Excerpted text |
++++

I’ve just read blog posts from Tom Coates and Rafe Colburn talking about time spent playing World of Warcraft that might have been better spent on more worthwhile pursuits - such as writing, hacking, reading, getting outside, etc.
Well, the first thing I have to say is that there’s nothing inherently wrong with WoW. One of my best friends spends most nights in the world, along with his sweetie and the occasional get together with nephews and friends. It seems to me that he doesn’t feel the compulsion to do anything in particular after work, beyond enjoying his time - and this is something he enjoys and provides something quite a bit more like a social life than television.
Imagine not being a workaholic - I find it difficult, how about you?
I tend to tell people that I’m lucky not to have a machine decent enough to run WoW. I’ve got plenty of hardware capable of doing all manner of web development and tinkering tasks, but none with the muscle to run a modern 3-D game. I have played WoW, however, on a friend’s computer and a borrowed account. It’s certainly fun, and I’d play it again, but I didn’t really feel an irresistible gravity of addiction. No, what was starting to draw my interest is that the game client has an API and is scriptable in Lua.
That’s when I return to a notion that occurred to me a few years ago: That is, hacking is my EverQuest. I swear I blogged about it, but I can’t find the post. So, to refresh the idea - Hacking is my WoW. My friend’s got a gnome with a monocle; I’ve got a Linksys WRT54G router that runs Netrek. The gnome’s nicer to look at, though.
On one hand, my compulsion to hack and learn has rewarded me professionally and around the internets. But, on the other hand, WoW is a heck of a lot easier to /quit.




2 Comments
I’m always attracted to the idea of “The Zen Art of Programming”. Development is my meditation. Desigining an architecture or writing a piece of code is like solving a koan.
I think this happens to more people that one may realize. It’s why mods like Counter-Strike for Half-Life showed up. There were people more interested in programming for a game than playing the game itself. The game merely a new problem to be solved or played with.
So get the best of both worlds… hack World of Warcraft.
It uses Lua for add-ons, and you can write your own. I’m working on that now for a grad school project. It’s a blast and a very fun application of your programming talents. :)

++++

Data lines |

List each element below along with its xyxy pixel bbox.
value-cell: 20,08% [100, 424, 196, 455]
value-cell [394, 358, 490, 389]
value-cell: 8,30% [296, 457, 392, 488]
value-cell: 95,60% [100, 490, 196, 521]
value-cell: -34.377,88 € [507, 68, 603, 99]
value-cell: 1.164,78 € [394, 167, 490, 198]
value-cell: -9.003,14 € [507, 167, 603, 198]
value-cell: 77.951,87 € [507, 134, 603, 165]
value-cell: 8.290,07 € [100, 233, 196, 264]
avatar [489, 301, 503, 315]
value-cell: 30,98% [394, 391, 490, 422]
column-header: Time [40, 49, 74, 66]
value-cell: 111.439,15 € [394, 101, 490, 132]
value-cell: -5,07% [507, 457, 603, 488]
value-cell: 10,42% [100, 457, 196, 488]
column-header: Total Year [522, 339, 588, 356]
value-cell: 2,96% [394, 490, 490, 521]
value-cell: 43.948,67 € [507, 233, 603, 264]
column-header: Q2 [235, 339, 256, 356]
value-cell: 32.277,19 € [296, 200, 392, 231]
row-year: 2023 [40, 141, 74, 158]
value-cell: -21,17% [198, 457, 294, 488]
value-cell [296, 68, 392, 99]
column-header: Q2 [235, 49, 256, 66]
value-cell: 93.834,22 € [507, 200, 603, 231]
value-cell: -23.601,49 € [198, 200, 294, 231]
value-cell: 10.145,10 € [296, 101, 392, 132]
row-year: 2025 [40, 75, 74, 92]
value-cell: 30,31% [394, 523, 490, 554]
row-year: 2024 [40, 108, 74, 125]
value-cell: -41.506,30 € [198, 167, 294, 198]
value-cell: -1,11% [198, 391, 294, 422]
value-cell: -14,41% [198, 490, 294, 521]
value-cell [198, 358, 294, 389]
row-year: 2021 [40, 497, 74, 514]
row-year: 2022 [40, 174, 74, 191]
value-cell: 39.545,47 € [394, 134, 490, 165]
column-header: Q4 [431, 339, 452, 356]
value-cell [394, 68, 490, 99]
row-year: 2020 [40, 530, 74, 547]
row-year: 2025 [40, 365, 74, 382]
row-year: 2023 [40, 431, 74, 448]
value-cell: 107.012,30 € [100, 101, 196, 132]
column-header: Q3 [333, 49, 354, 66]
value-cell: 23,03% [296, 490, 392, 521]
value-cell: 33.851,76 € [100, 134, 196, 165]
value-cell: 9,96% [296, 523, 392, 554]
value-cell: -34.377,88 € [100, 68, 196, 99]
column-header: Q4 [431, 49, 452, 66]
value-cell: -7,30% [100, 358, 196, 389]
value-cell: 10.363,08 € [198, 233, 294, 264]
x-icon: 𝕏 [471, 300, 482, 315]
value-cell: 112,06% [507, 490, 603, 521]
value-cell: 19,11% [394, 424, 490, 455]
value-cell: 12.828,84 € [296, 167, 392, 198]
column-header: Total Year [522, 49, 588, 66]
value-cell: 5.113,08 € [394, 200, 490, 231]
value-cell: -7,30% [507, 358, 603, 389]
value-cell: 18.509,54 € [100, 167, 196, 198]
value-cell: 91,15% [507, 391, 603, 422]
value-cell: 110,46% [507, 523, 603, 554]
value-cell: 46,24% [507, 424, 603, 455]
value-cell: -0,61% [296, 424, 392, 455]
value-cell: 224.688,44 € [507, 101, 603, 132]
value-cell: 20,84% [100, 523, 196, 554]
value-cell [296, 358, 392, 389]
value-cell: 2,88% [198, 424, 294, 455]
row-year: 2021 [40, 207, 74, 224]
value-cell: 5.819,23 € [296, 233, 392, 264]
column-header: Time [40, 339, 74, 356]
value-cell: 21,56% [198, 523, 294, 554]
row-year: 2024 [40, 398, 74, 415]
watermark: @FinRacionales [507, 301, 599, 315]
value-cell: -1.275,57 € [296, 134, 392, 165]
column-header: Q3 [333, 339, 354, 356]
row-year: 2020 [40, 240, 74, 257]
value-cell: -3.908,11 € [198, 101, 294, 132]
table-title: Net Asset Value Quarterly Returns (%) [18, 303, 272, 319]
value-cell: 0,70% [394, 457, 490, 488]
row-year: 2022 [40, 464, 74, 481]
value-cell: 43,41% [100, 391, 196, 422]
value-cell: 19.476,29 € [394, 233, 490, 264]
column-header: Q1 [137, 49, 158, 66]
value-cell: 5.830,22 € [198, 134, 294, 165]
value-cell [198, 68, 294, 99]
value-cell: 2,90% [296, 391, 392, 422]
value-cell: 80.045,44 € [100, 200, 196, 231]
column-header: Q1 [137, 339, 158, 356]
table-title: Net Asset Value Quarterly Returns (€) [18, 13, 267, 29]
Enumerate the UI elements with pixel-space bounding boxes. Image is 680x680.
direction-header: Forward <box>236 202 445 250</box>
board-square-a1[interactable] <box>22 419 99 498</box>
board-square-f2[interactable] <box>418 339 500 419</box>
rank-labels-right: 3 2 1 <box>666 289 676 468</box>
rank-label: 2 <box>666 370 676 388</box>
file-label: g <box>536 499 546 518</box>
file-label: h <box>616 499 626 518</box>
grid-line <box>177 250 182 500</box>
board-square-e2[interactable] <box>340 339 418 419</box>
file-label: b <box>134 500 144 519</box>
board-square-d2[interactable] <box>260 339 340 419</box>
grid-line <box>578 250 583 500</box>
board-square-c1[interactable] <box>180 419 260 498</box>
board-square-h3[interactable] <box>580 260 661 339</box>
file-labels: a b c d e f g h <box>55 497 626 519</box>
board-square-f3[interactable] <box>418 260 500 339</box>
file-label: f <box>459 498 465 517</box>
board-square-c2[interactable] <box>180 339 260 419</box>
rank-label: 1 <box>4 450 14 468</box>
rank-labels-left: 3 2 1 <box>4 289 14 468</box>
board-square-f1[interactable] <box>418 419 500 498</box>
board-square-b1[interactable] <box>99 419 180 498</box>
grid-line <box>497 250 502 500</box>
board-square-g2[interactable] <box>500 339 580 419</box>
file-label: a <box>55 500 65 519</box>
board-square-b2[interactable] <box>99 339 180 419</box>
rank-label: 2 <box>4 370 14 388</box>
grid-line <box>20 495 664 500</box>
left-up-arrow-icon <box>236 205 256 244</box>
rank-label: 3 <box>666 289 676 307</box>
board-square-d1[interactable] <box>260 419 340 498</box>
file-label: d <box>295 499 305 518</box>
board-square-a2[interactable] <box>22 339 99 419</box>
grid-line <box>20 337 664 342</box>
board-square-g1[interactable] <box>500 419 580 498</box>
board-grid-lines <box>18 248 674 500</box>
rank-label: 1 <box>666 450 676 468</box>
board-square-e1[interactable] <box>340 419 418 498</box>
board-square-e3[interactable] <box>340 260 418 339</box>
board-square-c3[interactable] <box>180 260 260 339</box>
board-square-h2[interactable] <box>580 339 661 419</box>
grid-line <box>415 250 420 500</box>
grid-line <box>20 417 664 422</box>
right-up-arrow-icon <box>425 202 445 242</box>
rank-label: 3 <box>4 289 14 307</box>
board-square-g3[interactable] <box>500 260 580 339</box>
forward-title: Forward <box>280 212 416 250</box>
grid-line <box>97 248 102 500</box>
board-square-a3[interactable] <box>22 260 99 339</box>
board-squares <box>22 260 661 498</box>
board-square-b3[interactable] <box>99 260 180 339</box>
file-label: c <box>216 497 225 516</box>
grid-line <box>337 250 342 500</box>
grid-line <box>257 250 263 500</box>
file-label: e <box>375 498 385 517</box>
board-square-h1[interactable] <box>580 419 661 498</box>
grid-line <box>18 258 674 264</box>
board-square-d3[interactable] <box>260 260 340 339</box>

++++

Brief 1 | Summarize the World of Warcraft post in two sentences.
Brief 2 | Reproduce verbatim the stretch of the World of Warcraft post from "I tend to tell" through "scriptable in Lua.".
Brief 3 | According to the World of Warcraft post, what device does the writer have that runs Netrek?
The lines come from a source separate from the World of Warcraft post.

Exercise result 1 | The post holds that there is nothing inherently wrong with World of Warcraft, pointing to a friend who plays most nights and finds in it something closer to a social life than television. The writer, who found the game fun but felt no irresistible pull of addiction, calls hacking a personal equivalent of WoW, one that has paid off professionally but is far harder to quit.

Exercise result 2 |
I tend to tell people that I’m lucky not to have a machine decent enough to run WoW. I’ve got plenty of hardware capable of doing all manner of web development and tinkering tasks, but none with the muscle to run a modern 3-D game. I have played WoW, however, on a friend’s computer and a borrowed account. It’s certainly fun, and I’d play it again, but I didn’t really feel an irresistible gravity of addiction. No, what was starting to draw my interest is that the game client has an API and is scriptable in Lua.

Exercise result 3 | A Linksys WRT54G router.